- _Problem_
Find the lines that hold "label". Report only how many there are.

- _Provided records_
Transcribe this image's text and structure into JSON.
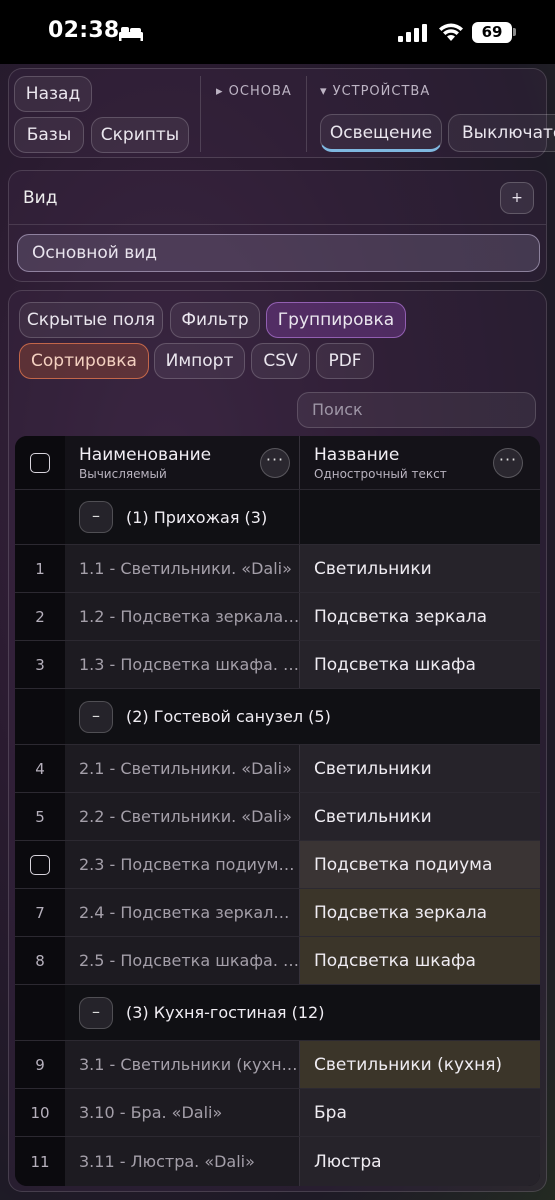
{
  "status_bar": {
    "time": "02:38",
    "battery": "69"
  },
  "top_nav": {
    "buttons": [
      "Назад",
      "Базы",
      "Скрипты"
    ],
    "section_base": "▸ ОСНОВА",
    "section_devices": "▾ УСТРОЙСТВА",
    "tabs": [
      "Освещение",
      "Выключатели"
    ]
  },
  "view": {
    "title": "Вид",
    "plus": "+",
    "selected": "Основной вид"
  },
  "toolbar": {
    "chips": [
      "Скрытые поля",
      "Фильтр",
      "Группировка",
      "Сортировка",
      "Импорт",
      "CSV",
      "PDF"
    ],
    "search_placeholder": "Поиск"
  },
  "table": {
    "columns": [
      {
        "title": "Наименование",
        "subtitle": "Вычисляемый"
      },
      {
        "title": "Название",
        "subtitle": "Однострочный текст"
      }
    ],
    "more": "···",
    "minus": "–",
    "groups": [
      {
        "label": "(1) Прихожая (3)",
        "rows": [
          {
            "num": "1",
            "a": "1.1 - Светильники. «Dali»",
            "b": "Светильники"
          },
          {
            "num": "2",
            "a": "1.2 - Подсветка зеркала…",
            "b": "Подсветка зеркала"
          },
          {
            "num": "3",
            "a": "1.3 - Подсветка шкафа. …",
            "b": "Подсветка шкафа"
          }
        ]
      },
      {
        "label": "(2) Гостевой санузел (5)",
        "rows": [
          {
            "num": "4",
            "a": "2.1 - Светильники. «Dali»",
            "b": "Светильники"
          },
          {
            "num": "5",
            "a": "2.2 - Светильники. «Dali»",
            "b": "Светильники"
          },
          {
            "num": "",
            "a": "2.3 - Подсветка подиум…",
            "b": "Подсветка подиума"
          },
          {
            "num": "7",
            "a": "2.4 - Подсветка зеркал…",
            "b": "Подсветка зеркала"
          },
          {
            "num": "8",
            "a": "2.5 - Подсветка шкафа. …",
            "b": "Подсветка шкафа"
          }
        ]
      },
      {
        "label": "(3) Кухня-гостиная (12)",
        "rows": [
          {
            "num": "9",
            "a": "3.1 - Светильники (кухн…",
            "b": "Светильники (кухня)"
          },
          {
            "num": "10",
            "a": "3.10 - Бра. «Dali»",
            "b": "Бра"
          },
          {
            "num": "11",
            "a": "3.11 - Люстра. «Dali»",
            "b": "Люстра"
          }
        ]
      }
    ]
  }
}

- _Expected answer_
3